**Written task:**
Omit every picture, then give all the entries again exactly.

**The records:**
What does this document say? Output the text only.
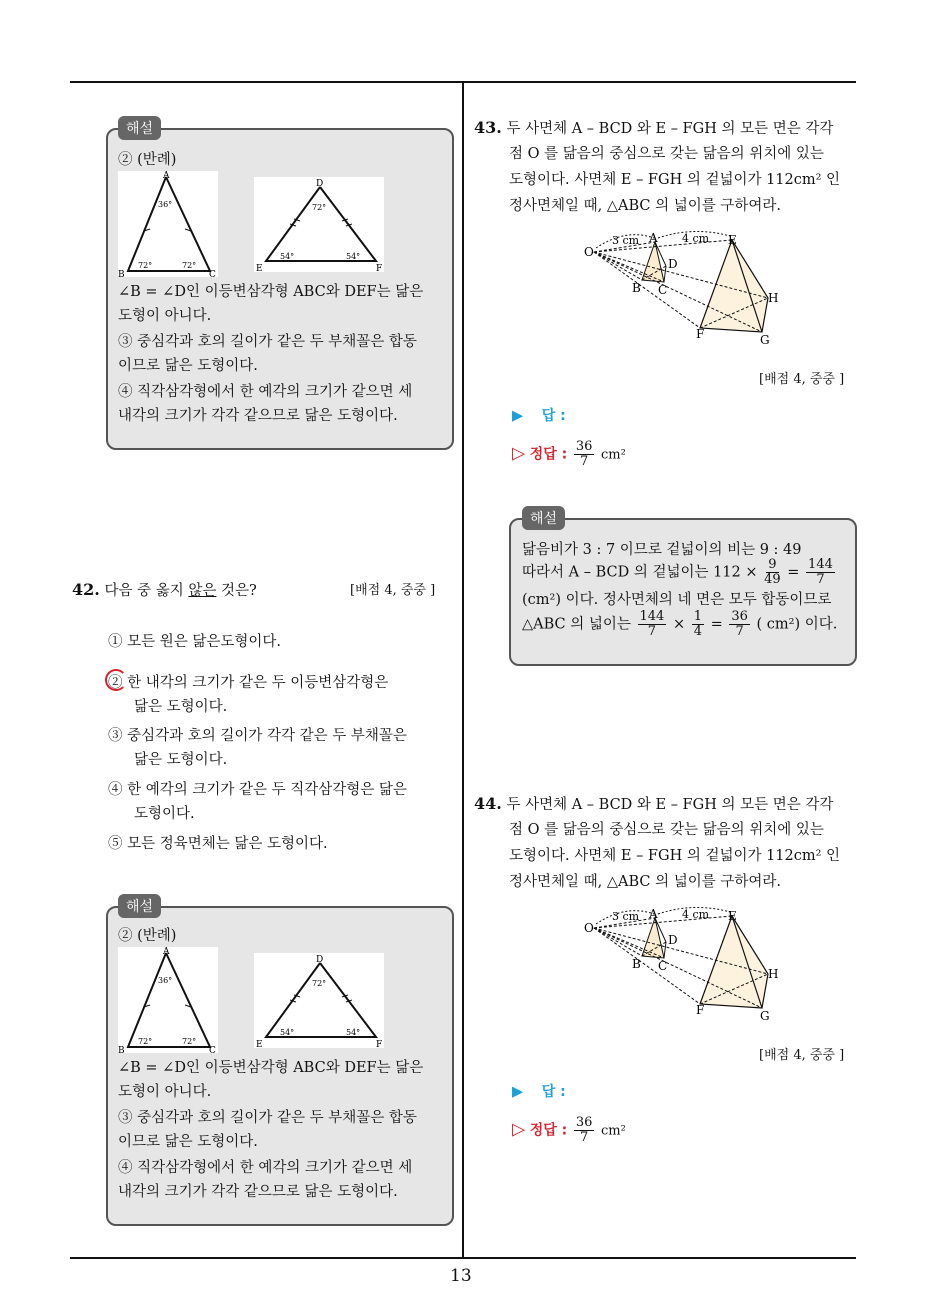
13
해설
② (반례)
A
36°
72°	72°
B	C
D
72°
54°	54°
E	F
∠B = ∠D인 이등변삼각형 ABC와 DEF는 닮은
도형이 아니다.
③ 중심각과 호의 길이가 같은 두 부채꼴은 합동
이므로 닮은 도형이다.
④ 직각삼각형에서 한 예각의 크기가 같으면 세
내각의 크기가 각각 같으므로 닮은 도형이다.
42. 다음 중 옳지 않은 것은?	[배점 4, 중중 ]
① 모든 원은 닮은도형이다.
② 한 내각의 크기가 같은 두 이등변삼각형은
닮은 도형이다.
③ 중심각과 호의 길이가 각각 같은 두 부채꼴은
닮은 도형이다.
④ 한 예각의 크기가 같은 두 직각삼각형은 닮은
도형이다.
⑤ 모든 정육면체는 닮은 도형이다.
해설
② (반례)
A
36°
72°	72°
B	C
D
72°
54°	54°
E	F
∠B = ∠D인 이등변삼각형 ABC와 DEF는 닮은
도형이 아니다.
③ 중심각과 호의 길이가 같은 두 부채꼴은 합동
이므로 닮은 도형이다.
④ 직각삼각형에서 한 예각의 크기가 같으면 세
내각의 크기가 각각 같으므로 닮은 도형이다.
43. 두 사면체 A – BCD 와 E – FGH 의 모든 면은 각각
점 O 를 닮음의 중심으로 갖는 닮음의 위치에 있는
도형이다. 사면체 E – FGH 의 겉넓이가 112cm² 인
정사면체일 때, △ABC 의 넓이를 구하여라.
O
3 cm A 4 cm E
D
B C
H
F	G
[배점 4, 중중 ]
▶ 답 :
▷ 정답 : $\frac{36}{7} cm^2$
해설
닮음비가 3 : 7 이므로 겉넓이의 비는 9 : 49
따라서 A – BCD 의 겉넓이는 $112 \times \frac{9}{49} = \frac{144}{7}$
(cm²) 이다. 정사면체의 네 면은 모두 합동이므로
△ABC 의 넓이는 $\frac{144}{7} \times \frac{1}{4} = \frac{36}{7}$ ( cm²) 이다.
44. 두 사면체 A – BCD 와 E – FGH 의 모든 면은 각각
점 O 를 닮음의 중심으로 갖는 닮음의 위치에 있는
도형이다. 사면체 E – FGH 의 겉넓이가 112cm² 인
정사면체일 때, △ABC 의 넓이를 구하여라.
O
3 cm A 4 cm E
D
B C
H
F	G
[배점 4, 중중 ]
▶ 답 :
▷ 정답 : $\frac{36}{7} cm^2$
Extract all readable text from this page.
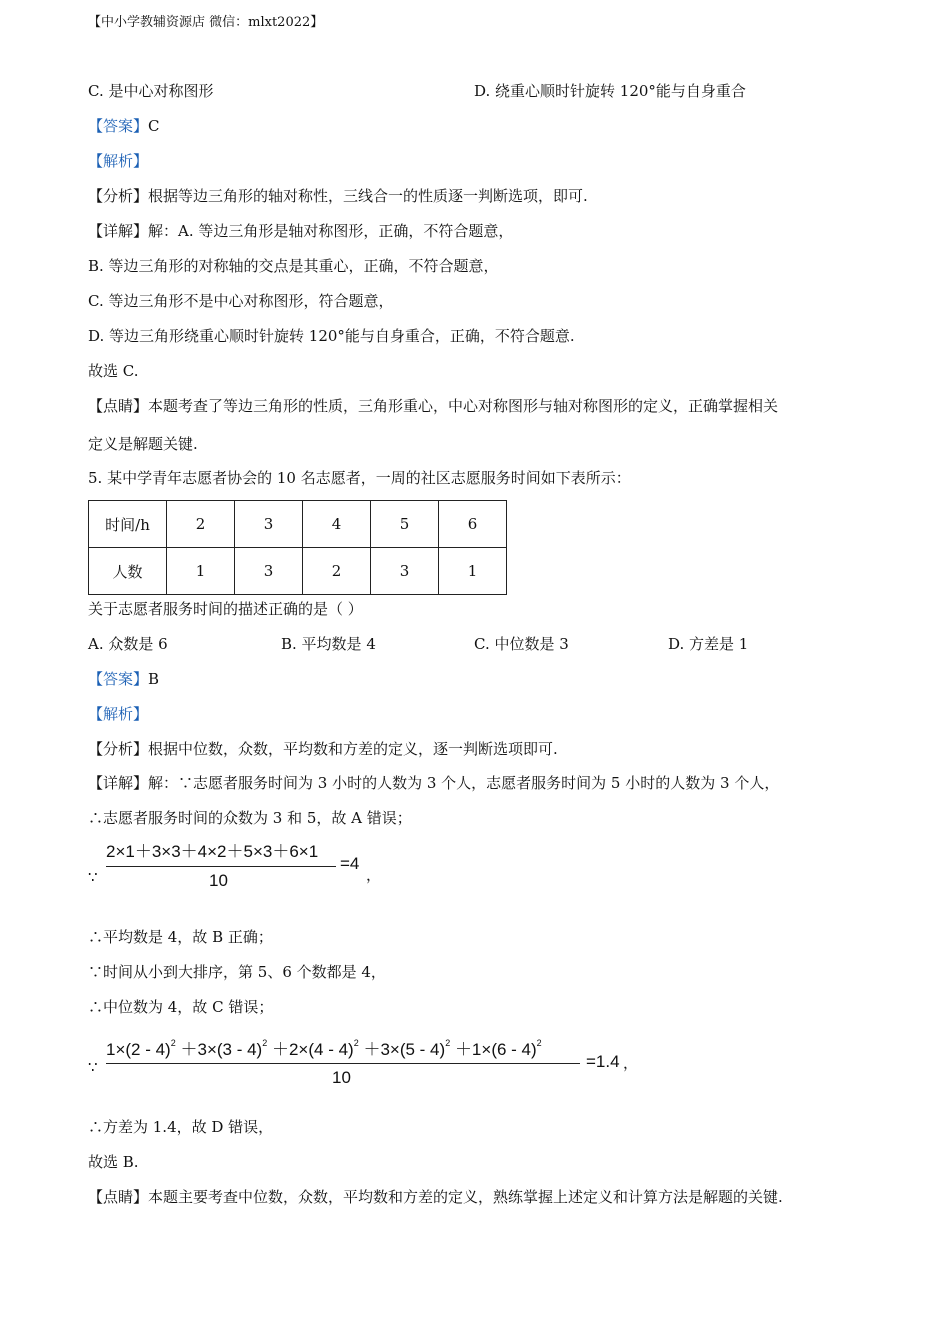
【中小学教辅资源店 微信：mlxt2022】
C. 是中心对称图形	D. 绕重心顺时针旋转 120°能与自身重合
【答案】C
【解析】
【分析】根据等边三角形的轴对称性，三线合一的性质逐一判断选项，即可.
【详解】解：A. 等边三角形是轴对称图形，正确，不符合题意，
B. 等边三角形的对称轴的交点是其重心，正确，不符合题意，
C. 等边三角形不是中心对称图形，符合题意，
D. 等边三角形绕重心顺时针旋转 120°能与自身重合，正确，不符合题意.
故选 C.
【点睛】本题考查了等边三角形的性质，三角形重心，中心对称图形与轴对称图形的定义，正确掌握相关
定义是解题关键.
5. 某中学青年志愿者协会的 10 名志愿者，一周的社区志愿服务时间如下表所示：
时间/h	2	3	4	5	6
人数	1	3	2	3	1
关于志愿者服务时间的描述正确的是（ ）
A. 众数是 6	B. 平均数是 4	C. 中位数是 3	D. 方差是 1
【答案】B
【解析】
【分析】根据中位数，众数，平均数和方差的定义，逐一判断选项即可.
【详解】解：∵志愿者服务时间为 3 小时的人数为 3 个人，志愿者服务时间为 5 小时的人数为 3 个人，
∴志愿者服务时间的众数为 3 和 5，故 A 错误；
∵
2×1＋3×3＋4×2＋5×3＋6×1
10
=4
，
∴平均数是 4，故 B 正确；
∵时间从小到大排序，第 5、6 个数都是 4，
∴中位数为 4，故 C 错误；
∵
1×(2 - 4)$^2$ ＋3×(3 - 4)$^2$ ＋2×(4 - 4)$^2$ ＋3×(5 - 4)$^2$ ＋1×(6 - 4)$^2$
10
=1.4 ，
∴方差为 1.4，故 D 错误，
故选 B.
【点睛】本题主要考查中位数，众数，平均数和方差的定义，熟练掌握上述定义和计算方法是解题的关键.
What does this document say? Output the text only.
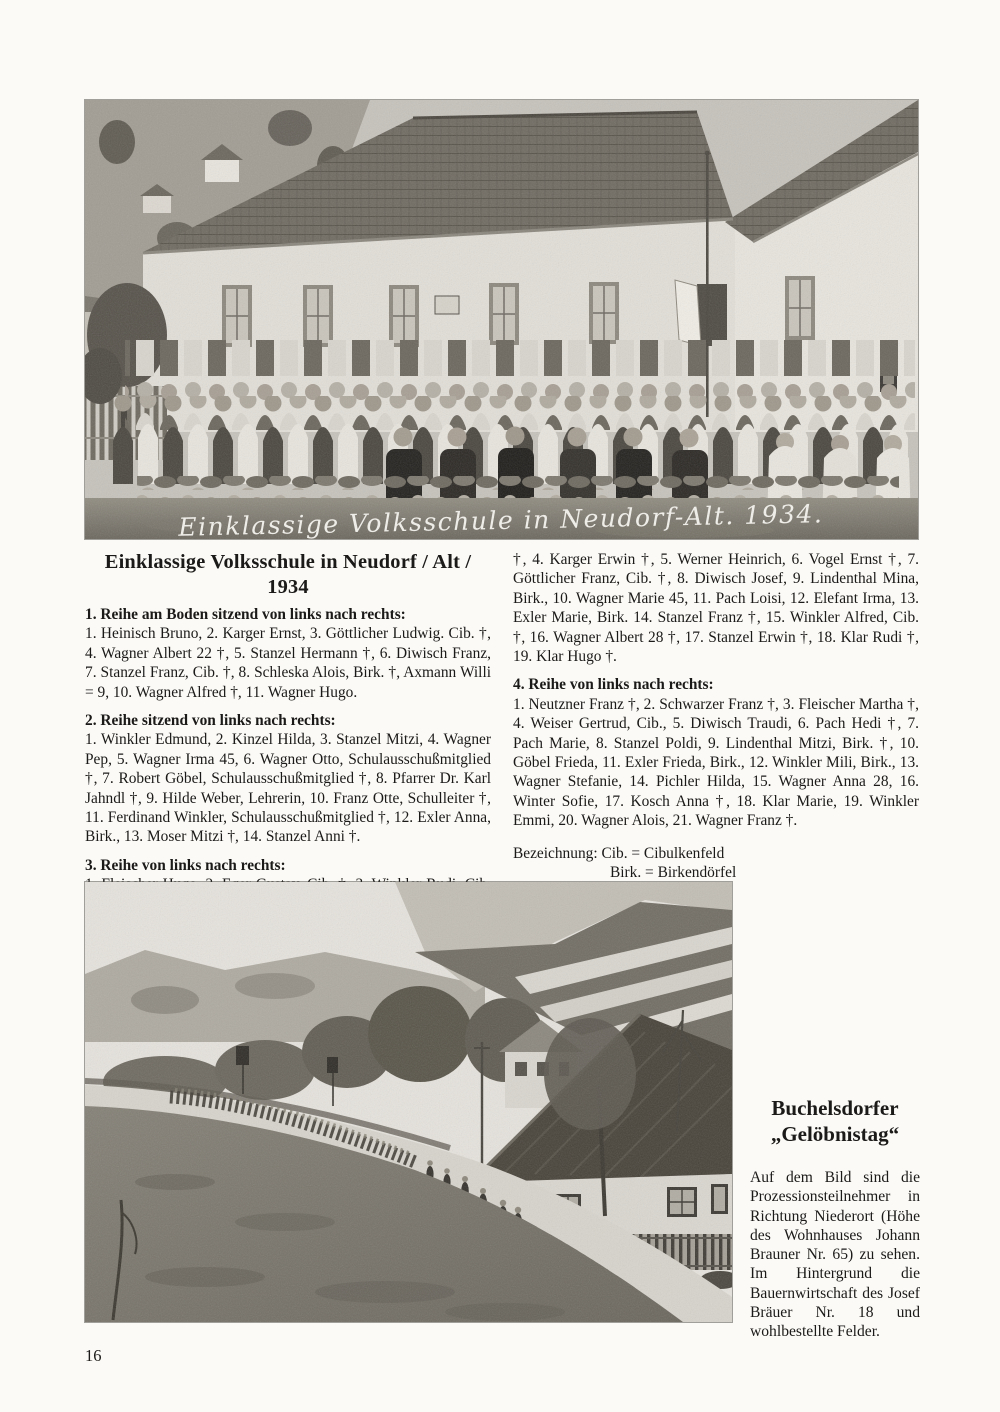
Einklassige Volksschule in Neudorf / Alt / 1934
1. Reihe am Boden sitzend von links nach rechts:
1. Heinisch Bruno, 2. Karger Ernst, 3. Göttlicher Ludwig. Cib. †, 4. Wagner Albert 22 †, 5. Stanzel Hermann †, 6. Diwisch Franz, 7. Stanzel Franz, Cib. †, 8. Schleska Alois, Birk. †, Axmann Willi = 9, 10. Wagner Alfred †, 11. Wagner Hugo.
2. Reihe sitzend von links nach rechts:
1. Winkler Edmund, 2. Kinzel Hilda, 3. Stanzel Mitzi, 4. Wagner Pep, 5. Wagner Irma 45, 6. Wagner Otto, Schulausschußmitglied †, 7. Robert Göbel, Schulausschußmitglied †, 8. Pfarrer Dr. Karl Jahndl †, 9. Hilde Weber, Lehrerin, 10. Franz Otte, Schulleiter †, 11. Ferdinand Winkler, Schulausschußmitglied †, 12. Exler Anna, Birk., 13. Moser Mitzi †, 14. Stanzel Anni †.
3. Reihe von links nach rechts:
†, 4. Karger Erwin †, 5. Werner Heinrich, 6. Vogel Ernst †, 7. Göttlicher Franz, Cib. †, 8. Diwisch Josef, 9. Lindenthal Mina, Birk., 10. Wagner Marie 45, 11. Pach Loisi, 12. Elefant Irma, 13. Exler Marie, Birk. 14. Stanzel Franz †, 15. Winkler Alfred, Cib. †, 16. Wagner Albert 28 †, 17. Stanzel Erwin †, 18. Klar Rudi †, 19. Klar Hugo †.
4. Reihe von links nach rechts:
1. Neutzner Franz †, 2. Schwarzer Franz †, 3. Fleischer Martha †, 4. Weiser Gertrud, Cib., 5. Diwisch Traudi, 6. Pach Hedi †, 7. Pach Marie, 8. Stanzel Poldi, 9. Lindenthal Mitzi, Birk. †, 10. Göbel Frieda, 11. Exler Frieda, Birk., 12. Winkler Mili, Birk., 13. Wagner Stefanie, 14. Pichler Hilda, 15. Wagner Anna 28, 16. Winter Sofie, 17. Kosch Anna †, 18. Klar Marie, 19. Winkler Emmi, 20. Wagner Alois, 21. Wagner Franz †.
Bezeichnung: Cib. = Cibulkenfeld
Birk. = Birkendörfel
Buchelsdorfer
„Gelöbnistag“

Auf dem Bild sind die Prozessionsteilnehmer in Richtung Niederort (Höhe des Wohnhauses Johann Brauner Nr. 65) zu sehen. Im Hintergrund die Bauernwirtschaft des Josef Bräuer Nr. 18 und wohlbestellte Felder.

16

**Problem solution:**
What does this document say? Output the text only.
13
해설
② (반례)
A
36°
72°	72°
B	C
D
72°
54°	54°
E	F
∠B = ∠D인 이등변삼각형 ABC와 DEF는 닮은
도형이 아니다.
③ 중심각과 호의 길이가 같은 두 부채꼴은 합동
이므로 닮은 도형이다.
④ 직각삼각형에서 한 예각의 크기가 같으면 세
내각의 크기가 각각 같으므로 닮은 도형이다.
42. 다음 중 옳지 않은 것은?	[배점 4, 중중 ]
① 모든 원은 닮은도형이다.
② 한 내각의 크기가 같은 두 이등변삼각형은
닮은 도형이다.
③ 중심각과 호의 길이가 각각 같은 두 부채꼴은
닮은 도형이다.
④ 한 예각의 크기가 같은 두 직각삼각형은 닮은
도형이다.
⑤ 모든 정육면체는 닮은 도형이다.
해설
② (반례)
A
36°
72°	72°
B	C
D
72°
54°	54°
E	F
∠B = ∠D인 이등변삼각형 ABC와 DEF는 닮은
도형이 아니다.
③ 중심각과 호의 길이가 같은 두 부채꼴은 합동
이므로 닮은 도형이다.
④ 직각삼각형에서 한 예각의 크기가 같으면 세
내각의 크기가 각각 같으므로 닮은 도형이다.
43. 두 사면체 A – BCD 와 E – FGH 의 모든 면은 각각
점 O 를 닮음의 중심으로 갖는 닮음의 위치에 있는
도형이다. 사면체 E – FGH 의 겉넓이가 112cm² 인
정사면체일 때, △ABC 의 넓이를 구하여라.
O
3 cm A 4 cm E
D
B C
H
F	G
[배점 4, 중중 ]
▶ 답 :
▷ 정답 : $\frac{36}{7} cm^2$
해설
닮음비가 3 : 7 이므로 겉넓이의 비는 9 : 49
따라서 A – BCD 의 겉넓이는 $112 \times \frac{9}{49} = \frac{144}{7}$
(cm²) 이다. 정사면체의 네 면은 모두 합동이므로
△ABC 의 넓이는 $\frac{144}{7} \times \frac{1}{4} = \frac{36}{7}$ ( cm²) 이다.
44. 두 사면체 A – BCD 와 E – FGH 의 모든 면은 각각
점 O 를 닮음의 중심으로 갖는 닮음의 위치에 있는
도형이다. 사면체 E – FGH 의 겉넓이가 112cm² 인
정사면체일 때, △ABC 의 넓이를 구하여라.
O
3 cm A 4 cm E
D
B C
H
F	G
[배점 4, 중중 ]
▶ 답 :
▷ 정답 : $\frac{36}{7} cm^2$
Extract all readable text from this page.
【中小学教辅资源店 微信：mlxt2022】
C. 是中心对称图形	D. 绕重心顺时针旋转 120°能与自身重合
【答案】C
【解析】
【分析】根据等边三角形的轴对称性，三线合一的性质逐一判断选项，即可.
【详解】解：A. 等边三角形是轴对称图形，正确，不符合题意，
B. 等边三角形的对称轴的交点是其重心，正确，不符合题意，
C. 等边三角形不是中心对称图形，符合题意，
D. 等边三角形绕重心顺时针旋转 120°能与自身重合，正确，不符合题意.
故选 C.
【点睛】本题考查了等边三角形的性质，三角形重心，中心对称图形与轴对称图形的定义，正确掌握相关
定义是解题关键.
5. 某中学青年志愿者协会的 10 名志愿者，一周的社区志愿服务时间如下表所示：
时间/h	2	3	4	5	6
人数	1	3	2	3	1
关于志愿者服务时间的描述正确的是（ ）
A. 众数是 6	B. 平均数是 4	C. 中位数是 3	D. 方差是 1
【答案】B
【解析】
【分析】根据中位数，众数，平均数和方差的定义，逐一判断选项即可.
【详解】解：∵志愿者服务时间为 3 小时的人数为 3 个人，志愿者服务时间为 5 小时的人数为 3 个人，
∴志愿者服务时间的众数为 3 和 5，故 A 错误；
∵
2×1＋3×3＋4×2＋5×3＋6×1
10
=4
，
∴平均数是 4，故 B 正确；
∵时间从小到大排序，第 5、6 个数都是 4，
∴中位数为 4，故 C 错误；
∵
1×(2 - 4)$^2$ ＋3×(3 - 4)$^2$ ＋2×(4 - 4)$^2$ ＋3×(5 - 4)$^2$ ＋1×(6 - 4)$^2$
10
=1.4 ，
∴方差为 1.4，故 D 错误，
故选 B.
【点睛】本题主要考查中位数，众数，平均数和方差的定义，熟练掌握上述定义和计算方法是解题的关键.
What does this document say? Output the text only.
Einklassige Volksschule in Neudorf / Alt / 1934
1. Reihe am Boden sitzend von links nach rechts:
1. Heinisch Bruno, 2. Karger Ernst, 3. Göttlicher Ludwig. Cib. †, 4. Wagner Albert 22 †, 5. Stanzel Hermann †, 6. Diwisch Franz, 7. Stanzel Franz, Cib. †, 8. Schleska Alois, Birk. †, Axmann Willi = 9, 10. Wagner Alfred †, 11. Wagner Hugo.
2. Reihe sitzend von links nach rechts:
1. Winkler Edmund, 2. Kinzel Hilda, 3. Stanzel Mitzi, 4. Wagner Pep, 5. Wagner Irma 45, 6. Wagner Otto, Schulausschußmitglied †, 7. Robert Göbel, Schulausschußmitglied †, 8. Pfarrer Dr. Karl Jahndl †, 9. Hilde Weber, Lehrerin, 10. Franz Otte, Schulleiter †, 11. Ferdinand Winkler, Schulausschußmitglied †, 12. Exler Anna, Birk., 13. Moser Mitzi †, 14. Stanzel Anni †.
3. Reihe von links nach rechts:
†, 4. Karger Erwin †, 5. Werner Heinrich, 6. Vogel Ernst †, 7. Göttlicher Franz, Cib. †, 8. Diwisch Josef, 9. Lindenthal Mina, Birk., 10. Wagner Marie 45, 11. Pach Loisi, 12. Elefant Irma, 13. Exler Marie, Birk. 14. Stanzel Franz †, 15. Winkler Alfred, Cib. †, 16. Wagner Albert 28 †, 17. Stanzel Erwin †, 18. Klar Rudi †, 19. Klar Hugo †.
4. Reihe von links nach rechts:
1. Neutzner Franz †, 2. Schwarzer Franz †, 3. Fleischer Martha †, 4. Weiser Gertrud, Cib., 5. Diwisch Traudi, 6. Pach Hedi †, 7. Pach Marie, 8. Stanzel Poldi, 9. Lindenthal Mitzi, Birk. †, 10. Göbel Frieda, 11. Exler Frieda, Birk., 12. Winkler Mili, Birk., 13. Wagner Stefanie, 14. Pichler Hilda, 15. Wagner Anna 28, 16. Winter Sofie, 17. Kosch Anna †, 18. Klar Marie, 19. Winkler Emmi, 20. Wagner Alois, 21. Wagner Franz †.
Bezeichnung: Cib. = Cibulkenfeld
Birk. = Birkendörfel
Buchelsdorfer
„Gelöbnistag“

Auf dem Bild sind die Prozessionsteilnehmer in Richtung Niederort (Höhe des Wohnhauses Johann Brauner Nr. 65) zu sehen. Im Hintergrund die Bauernwirtschaft des Josef Bräuer Nr. 18 und wohlbestellte Felder.

16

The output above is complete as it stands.